_Given task_. Output the records exactly. Include every line.
:::::
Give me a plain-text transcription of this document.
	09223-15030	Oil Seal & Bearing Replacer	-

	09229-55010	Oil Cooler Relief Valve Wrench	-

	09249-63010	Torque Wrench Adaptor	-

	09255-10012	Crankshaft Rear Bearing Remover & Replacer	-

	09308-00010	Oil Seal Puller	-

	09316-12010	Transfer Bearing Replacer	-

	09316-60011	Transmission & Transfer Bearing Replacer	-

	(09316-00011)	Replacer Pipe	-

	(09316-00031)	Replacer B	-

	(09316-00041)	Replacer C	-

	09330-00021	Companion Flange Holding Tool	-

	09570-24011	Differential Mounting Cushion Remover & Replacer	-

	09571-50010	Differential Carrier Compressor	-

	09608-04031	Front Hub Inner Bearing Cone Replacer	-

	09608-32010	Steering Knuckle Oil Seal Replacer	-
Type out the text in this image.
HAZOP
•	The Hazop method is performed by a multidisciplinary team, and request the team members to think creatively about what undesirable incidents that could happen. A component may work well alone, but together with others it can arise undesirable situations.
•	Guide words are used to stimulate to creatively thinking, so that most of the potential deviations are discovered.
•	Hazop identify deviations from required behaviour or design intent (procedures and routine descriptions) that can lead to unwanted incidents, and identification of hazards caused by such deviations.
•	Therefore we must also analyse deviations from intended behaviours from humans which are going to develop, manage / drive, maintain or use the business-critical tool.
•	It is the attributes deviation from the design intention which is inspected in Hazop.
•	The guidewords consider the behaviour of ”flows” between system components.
:::::
_Task result_.
Give me a plain-text transcription of this document.
	09223-15030	Oil Seal & Bearing Replacer	-

	09229-55010	Oil Cooler Relief Valve Wrench	-

	09249-63010	Torque Wrench Adaptor	-

	09255-10012	Crankshaft Rear Bearing Remover & Replacer	-

	09308-00010	Oil Seal Puller	-

	09316-12010	Transfer Bearing Replacer	-

	09316-60011	Transmission & Transfer Bearing Replacer	-

	(09316-00011)	Replacer Pipe	-

	(09316-00031)	Replacer B	-

	(09316-00041)	Replacer C	-

	09330-00021	Companion Flange Holding Tool	-

	09570-24011	Differential Mounting Cushion Remover & Replacer	-

	09571-50010	Differential Carrier Compressor	-

	09608-04031	Front Hub Inner Bearing Cone Replacer	-

	09608-32010	Steering Knuckle Oil Seal Replacer	-
Type out the text in this image.
HAZOP
•	The Hazop method is performed by a multidisciplinary team, and request the team members to think creatively about what undesirable incidents that could happen. A component may work well alone, but together with others it can arise undesirable situations.
•	Guide words are used to stimulate to creatively thinking, so that most of the potential deviations are discovered.
•	Hazop identify deviations from required behaviour or design intent (procedures and routine descriptions) that can lead to unwanted incidents, and identification of hazards caused by such deviations.
•	Therefore we must also analyse deviations from intended behaviours from humans which are going to develop, manage / drive, maintain or use the business-critical tool.
•	It is the attributes deviation from the design intention which is inspected in Hazop.
•	The guidewords consider the behaviour of ”flows” between system components.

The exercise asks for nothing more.